Your goal = Repeat each entry in full, exactly.

Listed records =
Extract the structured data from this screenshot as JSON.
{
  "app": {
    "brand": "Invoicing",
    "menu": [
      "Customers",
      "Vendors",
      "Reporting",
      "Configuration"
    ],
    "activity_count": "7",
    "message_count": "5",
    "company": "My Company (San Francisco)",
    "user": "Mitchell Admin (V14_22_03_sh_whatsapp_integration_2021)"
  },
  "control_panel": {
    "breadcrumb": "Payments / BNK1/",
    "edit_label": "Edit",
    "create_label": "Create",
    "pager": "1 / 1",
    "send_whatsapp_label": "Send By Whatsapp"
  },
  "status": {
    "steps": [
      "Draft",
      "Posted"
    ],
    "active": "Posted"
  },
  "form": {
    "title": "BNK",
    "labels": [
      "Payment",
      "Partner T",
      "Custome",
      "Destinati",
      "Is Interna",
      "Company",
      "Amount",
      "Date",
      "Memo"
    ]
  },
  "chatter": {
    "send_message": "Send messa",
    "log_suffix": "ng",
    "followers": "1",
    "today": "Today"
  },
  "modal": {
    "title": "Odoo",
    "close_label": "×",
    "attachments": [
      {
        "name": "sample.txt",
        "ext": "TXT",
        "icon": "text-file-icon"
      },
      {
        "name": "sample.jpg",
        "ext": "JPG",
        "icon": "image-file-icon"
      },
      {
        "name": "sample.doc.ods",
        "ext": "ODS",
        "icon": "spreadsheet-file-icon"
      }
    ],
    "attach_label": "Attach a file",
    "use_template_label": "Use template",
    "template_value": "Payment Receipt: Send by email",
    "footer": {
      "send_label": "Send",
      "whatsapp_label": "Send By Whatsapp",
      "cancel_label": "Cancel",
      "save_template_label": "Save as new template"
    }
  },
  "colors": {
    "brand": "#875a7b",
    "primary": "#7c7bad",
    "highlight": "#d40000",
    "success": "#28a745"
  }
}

Result of this exercise =
Extract the structured data from this screenshot as JSON.
{
  "app": {
    "brand": "Invoicing",
    "menu": [
      "Customers",
      "Vendors",
      "Reporting",
      "Configuration"
    ],
    "activity_count": "7",
    "message_count": "5",
    "company": "My Company (San Francisco)",
    "user": "Mitchell Admin (V14_22_03_sh_whatsapp_integration_2021)"
  },
  "control_panel": {
    "breadcrumb": "Payments / BNK1/",
    "edit_label": "Edit",
    "create_label": "Create",
    "pager": "1 / 1",
    "send_whatsapp_label": "Send By Whatsapp"
  },
  "status": {
    "steps": [
      "Draft",
      "Posted"
    ],
    "active": "Posted"
  },
  "form": {
    "title": "BNK",
    "labels": [
      "Payment",
      "Partner T",
      "Custome",
      "Destinati",
      "Is Interna",
      "Company",
      "Amount",
      "Date",
      "Memo"
    ]
  },
  "chatter": {
    "send_message": "Send messa",
    "log_suffix": "ng",
    "followers": "1",
    "today": "Today"
  },
  "modal": {
    "title": "Odoo",
    "close_label": "×",
    "attachments": [
      {
        "name": "sample.txt",
        "ext": "TXT",
        "icon": "text-file-icon"
      },
      {
        "name": "sample.jpg",
        "ext": "JPG",
        "icon": "image-file-icon"
      },
      {
        "name": "sample.doc.ods",
        "ext": "ODS",
        "icon": "spreadsheet-file-icon"
      }
    ],
    "attach_label": "Attach a file",
    "use_template_label": "Use template",
    "template_value": "Payment Receipt: Send by email",
    "footer": {
      "send_label": "Send",
      "whatsapp_label": "Send By Whatsapp",
      "cancel_label": "Cancel",
      "save_template_label": "Save as new template"
    }
  },
  "colors": {
    "brand": "#875a7b",
    "primary": "#7c7bad",
    "highlight": "#d40000",
    "success": "#28a745"
  }
}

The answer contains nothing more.